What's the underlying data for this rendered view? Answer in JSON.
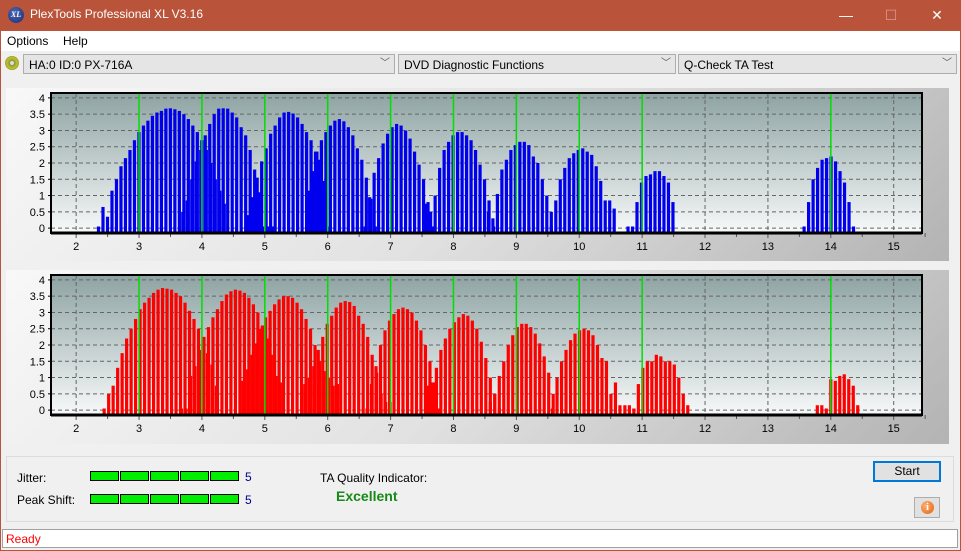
{
  "window": {
    "title": "PlexTools Professional XL V3.16",
    "app_icon_text": "XL",
    "minimize_glyph": "—",
    "maximize_glyph": "☐",
    "close_glyph": "✕"
  },
  "menu": [
    {
      "label": "Options"
    },
    {
      "label": "Help"
    }
  ],
  "toolbar": {
    "drive_select": "HA:0 ID:0  PX-716A",
    "function_select": "DVD Diagnostic Functions",
    "test_select": "Q-Check TA Test",
    "dropdown_glyph": "﹀"
  },
  "results": {
    "jitter_label": "Jitter:",
    "jitter_value": "5",
    "jitter_segments": 5,
    "peak_shift_label": "Peak Shift:",
    "peak_shift_value": "5",
    "peak_shift_segments": 5,
    "ta_label": "TA Quality Indicator:",
    "ta_value": "Excellent",
    "start_label": "Start",
    "info_glyph": "i"
  },
  "status": {
    "text": "Ready"
  },
  "colors": {
    "titlebar": "#b95339",
    "top_bars": "#0000ee",
    "bottom_bars": "#ff0000",
    "marker_lines": "#00e000",
    "meter_fill": "#00ee00",
    "quality_text": "#168a16",
    "status_text": "#ff0000"
  },
  "chart_data": [
    {
      "type": "bar",
      "name": "TA histogram (land / top)",
      "xlabel": "",
      "ylabel": "",
      "xlim": [
        1.6,
        15.45
      ],
      "ylim": [
        -0.15,
        4.15
      ],
      "xticks": [
        2,
        3,
        4,
        5,
        6,
        7,
        8,
        9,
        10,
        11,
        12,
        13,
        14,
        15
      ],
      "yticks": [
        0,
        0.5,
        1,
        1.5,
        2,
        2.5,
        3,
        3.5,
        4
      ],
      "ytick_labels": [
        "0",
        "0.5",
        "1",
        "1.5",
        "2",
        "2.5",
        "3",
        "3.5",
        "4"
      ],
      "grid": true,
      "reference_lines": [
        3,
        4,
        5,
        6,
        7,
        8,
        9,
        10,
        11,
        14
      ],
      "groups": [
        {
          "start": 2.33,
          "values": [
            0.05,
            0.65,
            0.35,
            1.15,
            1.5,
            1.9,
            2.15,
            2.4,
            2.7,
            2.95,
            3.15,
            3.3,
            3.45,
            3.55,
            3.6,
            3.67,
            3.68,
            3.65,
            3.6,
            3.5,
            3.35,
            3.15,
            2.95,
            2.7,
            2.4,
            2.0,
            1.5,
            1.15,
            0.75
          ]
        },
        {
          "start": 3.67,
          "values": [
            0.5,
            0.85,
            1.5,
            2.05,
            2.4,
            2.85,
            3.2,
            3.5,
            3.67,
            3.68,
            3.67,
            3.55,
            3.4,
            3.1,
            2.85,
            2.4,
            1.8,
            1.1,
            0.05,
            0.05,
            0.05
          ]
        },
        {
          "start": 4.71,
          "values": [
            0.4,
            0.95,
            1.55,
            2.05,
            2.45,
            2.9,
            3.15,
            3.4,
            3.55,
            3.57,
            3.52,
            3.4,
            3.2,
            2.95,
            2.7,
            2.35,
            2.1,
            1.45,
            0.05
          ]
        },
        {
          "start": 5.66,
          "values": [
            1.15,
            1.75,
            2.35,
            2.7,
            2.95,
            3.15,
            3.3,
            3.35,
            3.28,
            3.1,
            2.85,
            2.45,
            2.1,
            1.55,
            0.9,
            0.05
          ]
        },
        {
          "start": 6.57,
          "values": [
            0.05,
            0.95,
            1.7,
            2.15,
            2.6,
            2.9,
            3.1,
            3.2,
            3.15,
            3.0,
            2.75,
            2.35,
            1.95,
            1.5,
            0.8,
            0.05
          ]
        },
        {
          "start": 7.54,
          "values": [
            0.75,
            0.5,
            1.0,
            1.85,
            2.4,
            2.65,
            2.85,
            2.95,
            2.95,
            2.85,
            2.7,
            2.4,
            1.95,
            1.5,
            0.85,
            0.05
          ]
        },
        {
          "start": 8.53,
          "values": [
            0.5,
            0.3,
            1.05,
            1.8,
            2.1,
            2.4,
            2.55,
            2.65,
            2.65,
            2.55,
            2.2,
            2.0,
            1.5,
            1.0,
            0.05
          ]
        },
        {
          "start": 9.53,
          "values": [
            0.5,
            0.85,
            1.5,
            1.85,
            2.15,
            2.3,
            2.4,
            2.45,
            2.35,
            2.25,
            1.9,
            1.45,
            0.85,
            0.85,
            0.6
          ]
        },
        {
          "start": 10.75,
          "values": [
            0.05,
            0.05,
            0.8,
            1.4,
            1.6,
            1.65,
            1.75,
            1.75,
            1.6,
            1.4,
            0.8
          ]
        },
        {
          "start": 13.55,
          "values": [
            0.05,
            0.8,
            1.5,
            1.85,
            2.1,
            2.15,
            2.2,
            2.05,
            1.75,
            1.4,
            0.8,
            0.05
          ]
        }
      ]
    },
    {
      "type": "bar",
      "name": "TA histogram (groove / bottom)",
      "xlabel": "",
      "ylabel": "",
      "xlim": [
        1.6,
        15.45
      ],
      "ylim": [
        -0.15,
        4.15
      ],
      "xticks": [
        2,
        3,
        4,
        5,
        6,
        7,
        8,
        9,
        10,
        11,
        12,
        13,
        14,
        15
      ],
      "yticks": [
        0,
        0.5,
        1,
        1.5,
        2,
        2.5,
        3,
        3.5,
        4
      ],
      "ytick_labels": [
        "0",
        "0.5",
        "1",
        "1.5",
        "2",
        "2.5",
        "3",
        "3.5",
        "4"
      ],
      "grid": true,
      "reference_lines": [
        3,
        4,
        5,
        6,
        7,
        8,
        9,
        10,
        11,
        14
      ],
      "groups": [
        {
          "start": 2.42,
          "values": [
            0.05,
            0.5,
            0.75,
            1.3,
            1.75,
            2.2,
            2.5,
            2.8,
            3.1,
            3.3,
            3.45,
            3.6,
            3.7,
            3.75,
            3.73,
            3.7,
            3.6,
            3.5,
            3.3,
            3.05,
            2.8,
            2.5,
            2.1,
            1.75,
            1.4,
            0.75
          ]
        },
        {
          "start": 3.65,
          "values": [
            0.05,
            0.05,
            1.05,
            1.35,
            1.85,
            2.25,
            2.55,
            2.85,
            3.1,
            3.35,
            3.55,
            3.65,
            3.7,
            3.67,
            3.6,
            3.45,
            3.25,
            3.0,
            2.6,
            2.2,
            1.7,
            1.05,
            0.85
          ]
        },
        {
          "start": 4.63,
          "values": [
            0.9,
            1.25,
            1.7,
            2.05,
            2.5,
            2.85,
            3.05,
            3.25,
            3.4,
            3.5,
            3.5,
            3.45,
            3.3,
            3.1,
            2.8,
            2.5,
            2.0,
            1.5,
            1.2,
            1.0,
            0.75,
            0.8
          ]
        },
        {
          "start": 5.61,
          "values": [
            0.8,
            1.0,
            1.35,
            1.85,
            2.25,
            2.65,
            2.9,
            3.15,
            3.3,
            3.35,
            3.32,
            3.2,
            2.9,
            2.65,
            2.25,
            1.7,
            1.15,
            0.5,
            0.25,
            0.25
          ]
        },
        {
          "start": 6.6,
          "values": [
            0.05,
            0.8,
            1.35,
            2.0,
            2.45,
            2.75,
            2.95,
            3.1,
            3.15,
            3.1,
            3.0,
            2.75,
            2.45,
            2.0,
            1.5,
            0.85,
            0.05
          ]
        },
        {
          "start": 7.56,
          "values": [
            0.75,
            0.85,
            1.3,
            1.85,
            2.2,
            2.5,
            2.7,
            2.85,
            2.95,
            2.9,
            2.75,
            2.5,
            2.1,
            1.6,
            1.0,
            0.5,
            0.05
          ]
        },
        {
          "start": 8.56,
          "values": [
            0.25,
            0.5,
            1.05,
            1.5,
            2.0,
            2.3,
            2.55,
            2.65,
            2.65,
            2.55,
            2.35,
            2.05,
            1.65,
            1.15,
            0.5
          ]
        },
        {
          "start": 9.55,
          "values": [
            0.05,
            1.0,
            1.5,
            1.85,
            2.15,
            2.35,
            2.45,
            2.5,
            2.45,
            2.3,
            2.0,
            1.6,
            1.5,
            0.5,
            0.85,
            0.15
          ]
        },
        {
          "start": 10.7,
          "values": [
            0.15,
            0.15,
            0.05,
            0.8,
            1.3,
            1.5,
            1.5,
            1.7,
            1.65,
            1.5,
            1.5,
            1.4,
            1.0,
            0.5,
            0.15
          ]
        },
        {
          "start": 13.76,
          "values": [
            0.15,
            0.15,
            0.05,
            0.95,
            0.9,
            1.05,
            1.1,
            0.95,
            0.75,
            0.15
          ]
        }
      ]
    }
  ]
}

___

Search the data above for lines holding "name" and copy each of them.

      "name": "TA histogram (land / top)",
      "name": "TA histogram (groove / bottom)",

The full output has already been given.